>>>>
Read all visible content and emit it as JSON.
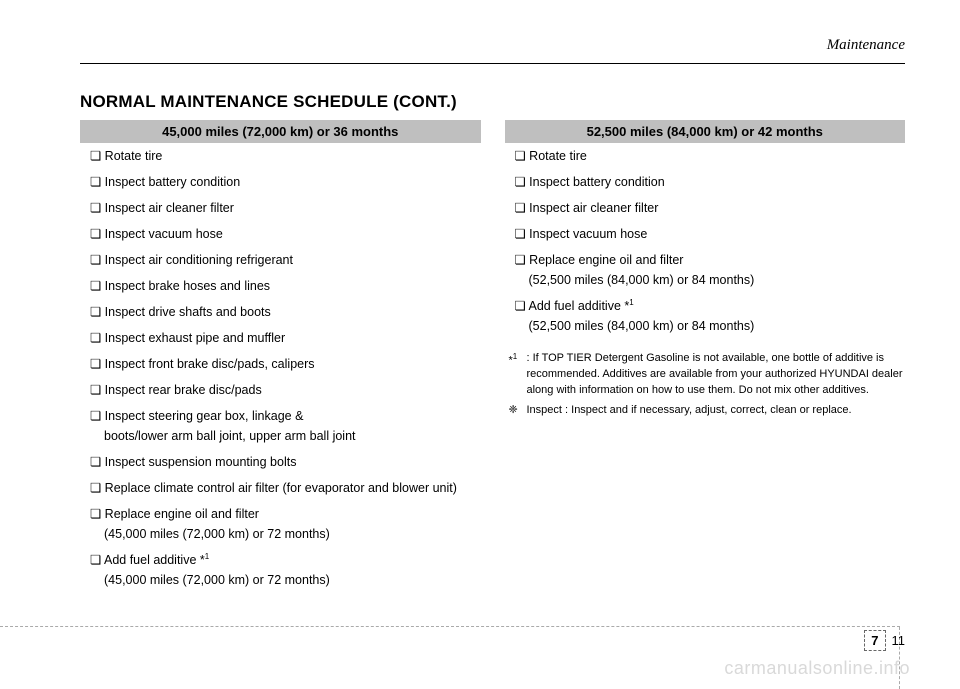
{
  "section": "Maintenance",
  "title": "NORMAL MAINTENANCE SCHEDULE (CONT.)",
  "col1": {
    "header": "45,000 miles (72,000 km) or 36 months",
    "items": [
      {
        "text": "Rotate tire"
      },
      {
        "text": "Inspect battery condition"
      },
      {
        "text": "Inspect air cleaner filter"
      },
      {
        "text": "Inspect vacuum hose"
      },
      {
        "text": "Inspect air conditioning refrigerant"
      },
      {
        "text": "Inspect brake hoses and lines"
      },
      {
        "text": "Inspect drive shafts and boots"
      },
      {
        "text": "Inspect exhaust pipe and muffler"
      },
      {
        "text": "Inspect front brake disc/pads, calipers"
      },
      {
        "text": "Inspect rear brake disc/pads"
      },
      {
        "text": "Inspect steering gear box, linkage &",
        "sub": "boots/lower arm ball joint, upper arm ball joint"
      },
      {
        "text": "Inspect suspension mounting bolts"
      },
      {
        "text": "Replace climate control air filter (for evaporator and blower unit)"
      },
      {
        "text": "Replace engine oil and filter",
        "sub": "(45,000 miles (72,000 km) or 72 months)"
      },
      {
        "text": "Add fuel additive *",
        "sup": "1",
        "sub": "(45,000 miles (72,000 km) or 72 months)"
      }
    ]
  },
  "col2": {
    "header": "52,500 miles (84,000 km) or 42 months",
    "items": [
      {
        "text": "Rotate tire"
      },
      {
        "text": "Inspect battery condition"
      },
      {
        "text": "Inspect air cleaner filter"
      },
      {
        "text": "Inspect vacuum hose"
      },
      {
        "text": "Replace engine oil and filter",
        "sub": "(52,500 miles (84,000 km) or 84 months)"
      },
      {
        "text": "Add fuel additive *",
        "sup": "1",
        "sub": "(52,500 miles (84,000 km) or 84 months)"
      }
    ]
  },
  "footnotes": [
    {
      "marker": "*1",
      "markerSup": true,
      "text": ": If TOP TIER Detergent Gasoline is not available, one bottle of additive is recommended. Additives are available from your authorized HYUNDAI dealer along with information on how to use them. Do not mix other additives."
    },
    {
      "marker": "❈",
      "text": "Inspect : Inspect and if necessary, adjust, correct, clean or replace."
    }
  ],
  "pageChapter": "7",
  "pageNumber": "11",
  "watermark": "carmanualsonline.info"
}
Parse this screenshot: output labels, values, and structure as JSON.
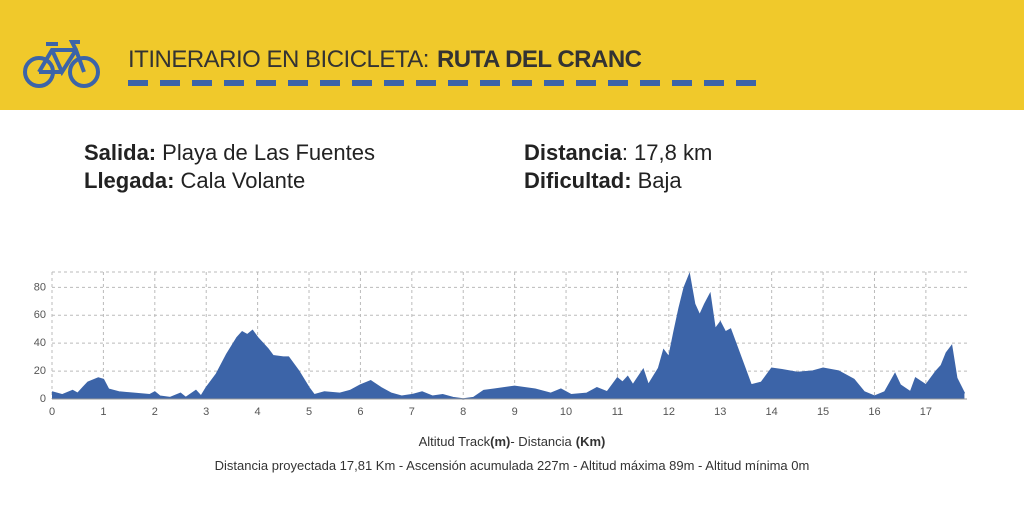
{
  "header": {
    "title_regular": "ITINERARIO EN BICICLETA:",
    "title_bold": "RUTA DEL CRANC"
  },
  "info": [
    {
      "label": "Salida:",
      "value": "Playa de Las Fuentes"
    },
    {
      "label": "Llegada:",
      "value": "Cala Volante"
    },
    {
      "label": "Distancia",
      "value": ": 17,8 km"
    },
    {
      "label": "Dificultad:",
      "value": "Baja"
    }
  ],
  "chart_data": {
    "type": "area",
    "x": [
      0,
      0.2,
      0.4,
      0.5,
      0.6,
      0.7,
      0.9,
      1.0,
      1.1,
      1.3,
      1.6,
      1.9,
      2.0,
      2.1,
      2.3,
      2.5,
      2.6,
      2.8,
      2.9,
      3.0,
      3.2,
      3.4,
      3.6,
      3.7,
      3.8,
      3.9,
      4.0,
      4.2,
      4.3,
      4.5,
      4.6,
      4.8,
      5.0,
      5.1,
      5.3,
      5.6,
      5.8,
      6.0,
      6.2,
      6.4,
      6.6,
      6.8,
      7.0,
      7.2,
      7.4,
      7.6,
      7.8,
      8.0,
      8.2,
      8.4,
      8.6,
      9.0,
      9.4,
      9.7,
      9.9,
      10.1,
      10.4,
      10.6,
      10.8,
      11.0,
      11.1,
      11.2,
      11.3,
      11.5,
      11.6,
      11.8,
      11.9,
      12.0,
      12.1,
      12.2,
      12.3,
      12.4,
      12.5,
      12.6,
      12.7,
      12.8,
      12.9,
      13.0,
      13.1,
      13.2,
      13.3,
      13.5,
      13.6,
      13.8,
      14.0,
      14.2,
      14.5,
      14.8,
      15.0,
      15.3,
      15.6,
      15.8,
      16.0,
      16.2,
      16.4,
      16.5,
      16.7,
      16.8,
      17.0,
      17.2,
      17.3,
      17.4,
      17.5,
      17.6,
      17.75
    ],
    "values": [
      5,
      3,
      6,
      4,
      8,
      12,
      15,
      14,
      7,
      5,
      4,
      3,
      5,
      2,
      1,
      4,
      1,
      6,
      2,
      8,
      18,
      32,
      44,
      48,
      46,
      49,
      44,
      36,
      31,
      30,
      30,
      20,
      8,
      3,
      5,
      4,
      6,
      10,
      13,
      8,
      4,
      2,
      3,
      5,
      2,
      3,
      1,
      0,
      1,
      6,
      7,
      9,
      7,
      4,
      7,
      3,
      4,
      8,
      5,
      15,
      12,
      16,
      10,
      21,
      10,
      22,
      35,
      30,
      48,
      65,
      80,
      89,
      68,
      60,
      68,
      75,
      50,
      55,
      48,
      50,
      40,
      20,
      10,
      12,
      22,
      21,
      19,
      20,
      22,
      20,
      14,
      5,
      2,
      5,
      18,
      10,
      5,
      15,
      10,
      20,
      24,
      33,
      38,
      15,
      4
    ],
    "color": "#3c64a8",
    "xlim": [
      0,
      17.8
    ],
    "ylim": [
      0,
      91
    ],
    "xticks": [
      0,
      1,
      2,
      3,
      4,
      5,
      6,
      7,
      8,
      9,
      10,
      11,
      12,
      13,
      14,
      15,
      16,
      17
    ],
    "yticks": [
      0,
      20,
      40,
      60,
      80
    ],
    "grid": true,
    "caption": [
      "Altitud Track",
      "(m)",
      "- Distancia",
      "(Km)"
    ],
    "stats": "Distancia proyectada 17,81 Km - Ascensión acumulada 227m - Altitud máxima 89m - Altitud mínima 0m"
  }
}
<<<<
Aim: Give every line above again exactly, with no pictures.

Solution to this task:
Read all visible content and emit it as JSON.
{
  "section": "Maintenance",
  "title": "NORMAL MAINTENANCE SCHEDULE (CONT.)",
  "col1": {
    "header": "45,000 miles (72,000 km) or 36 months",
    "items": [
      {
        "text": "Rotate tire"
      },
      {
        "text": "Inspect battery condition"
      },
      {
        "text": "Inspect air cleaner filter"
      },
      {
        "text": "Inspect vacuum hose"
      },
      {
        "text": "Inspect air conditioning refrigerant"
      },
      {
        "text": "Inspect brake hoses and lines"
      },
      {
        "text": "Inspect drive shafts and boots"
      },
      {
        "text": "Inspect exhaust pipe and muffler"
      },
      {
        "text": "Inspect front brake disc/pads, calipers"
      },
      {
        "text": "Inspect rear brake disc/pads"
      },
      {
        "text": "Inspect steering gear box, linkage &",
        "sub": "boots/lower arm ball joint, upper arm ball joint"
      },
      {
        "text": "Inspect suspension mounting bolts"
      },
      {
        "text": "Replace climate control air filter (for evaporator and blower unit)"
      },
      {
        "text": "Replace engine oil and filter",
        "sub": "(45,000 miles (72,000 km) or 72 months)"
      },
      {
        "text": "Add fuel additive *",
        "sup": "1",
        "sub": "(45,000 miles (72,000 km) or 72 months)"
      }
    ]
  },
  "col2": {
    "header": "52,500 miles (84,000 km) or 42 months",
    "items": [
      {
        "text": "Rotate tire"
      },
      {
        "text": "Inspect battery condition"
      },
      {
        "text": "Inspect air cleaner filter"
      },
      {
        "text": "Inspect vacuum hose"
      },
      {
        "text": "Replace engine oil and filter",
        "sub": "(52,500 miles (84,000 km) or 84 months)"
      },
      {
        "text": "Add fuel additive *",
        "sup": "1",
        "sub": "(52,500 miles (84,000 km) or 84 months)"
      }
    ]
  },
  "footnotes": [
    {
      "marker": "*1",
      "markerSup": true,
      "text": ": If TOP TIER Detergent Gasoline is not available, one bottle of additive is recommended. Additives are available from your authorized HYUNDAI dealer along with information on how to use them. Do not mix other additives."
    },
    {
      "marker": "❈",
      "text": "Inspect : Inspect and if necessary, adjust, correct, clean or replace."
    }
  ],
  "pageChapter": "7",
  "pageNumber": "11",
  "watermark": "carmanualsonline.info"
}
Parse this screenshot: output labels, values, and structure as JSON.
{
  "header": {
    "title_regular": "ITINERARIO EN BICICLETA:",
    "title_bold": "RUTA DEL CRANC"
  },
  "info": [
    {
      "label": "Salida:",
      "value": "Playa de Las Fuentes"
    },
    {
      "label": "Llegada:",
      "value": "Cala Volante"
    },
    {
      "label": "Distancia",
      "value": ": 17,8 km"
    },
    {
      "label": "Dificultad:",
      "value": "Baja"
    }
  ],
  "chart_data": {
    "type": "area",
    "x": [
      0,
      0.2,
      0.4,
      0.5,
      0.6,
      0.7,
      0.9,
      1.0,
      1.1,
      1.3,
      1.6,
      1.9,
      2.0,
      2.1,
      2.3,
      2.5,
      2.6,
      2.8,
      2.9,
      3.0,
      3.2,
      3.4,
      3.6,
      3.7,
      3.8,
      3.9,
      4.0,
      4.2,
      4.3,
      4.5,
      4.6,
      4.8,
      5.0,
      5.1,
      5.3,
      5.6,
      5.8,
      6.0,
      6.2,
      6.4,
      6.6,
      6.8,
      7.0,
      7.2,
      7.4,
      7.6,
      7.8,
      8.0,
      8.2,
      8.4,
      8.6,
      9.0,
      9.4,
      9.7,
      9.9,
      10.1,
      10.4,
      10.6,
      10.8,
      11.0,
      11.1,
      11.2,
      11.3,
      11.5,
      11.6,
      11.8,
      11.9,
      12.0,
      12.1,
      12.2,
      12.3,
      12.4,
      12.5,
      12.6,
      12.7,
      12.8,
      12.9,
      13.0,
      13.1,
      13.2,
      13.3,
      13.5,
      13.6,
      13.8,
      14.0,
      14.2,
      14.5,
      14.8,
      15.0,
      15.3,
      15.6,
      15.8,
      16.0,
      16.2,
      16.4,
      16.5,
      16.7,
      16.8,
      17.0,
      17.2,
      17.3,
      17.4,
      17.5,
      17.6,
      17.75
    ],
    "values": [
      5,
      3,
      6,
      4,
      8,
      12,
      15,
      14,
      7,
      5,
      4,
      3,
      5,
      2,
      1,
      4,
      1,
      6,
      2,
      8,
      18,
      32,
      44,
      48,
      46,
      49,
      44,
      36,
      31,
      30,
      30,
      20,
      8,
      3,
      5,
      4,
      6,
      10,
      13,
      8,
      4,
      2,
      3,
      5,
      2,
      3,
      1,
      0,
      1,
      6,
      7,
      9,
      7,
      4,
      7,
      3,
      4,
      8,
      5,
      15,
      12,
      16,
      10,
      21,
      10,
      22,
      35,
      30,
      48,
      65,
      80,
      89,
      68,
      60,
      68,
      75,
      50,
      55,
      48,
      50,
      40,
      20,
      10,
      12,
      22,
      21,
      19,
      20,
      22,
      20,
      14,
      5,
      2,
      5,
      18,
      10,
      5,
      15,
      10,
      20,
      24,
      33,
      38,
      15,
      4
    ],
    "color": "#3c64a8",
    "xlim": [
      0,
      17.8
    ],
    "ylim": [
      0,
      91
    ],
    "xticks": [
      0,
      1,
      2,
      3,
      4,
      5,
      6,
      7,
      8,
      9,
      10,
      11,
      12,
      13,
      14,
      15,
      16,
      17
    ],
    "yticks": [
      0,
      20,
      40,
      60,
      80
    ],
    "grid": true,
    "caption": [
      "Altitud Track",
      "(m)",
      "- Distancia",
      "(Km)"
    ],
    "stats": "Distancia proyectada 17,81 Km - Ascensión acumulada 227m - Altitud máxima 89m - Altitud mínima 0m"
  }
}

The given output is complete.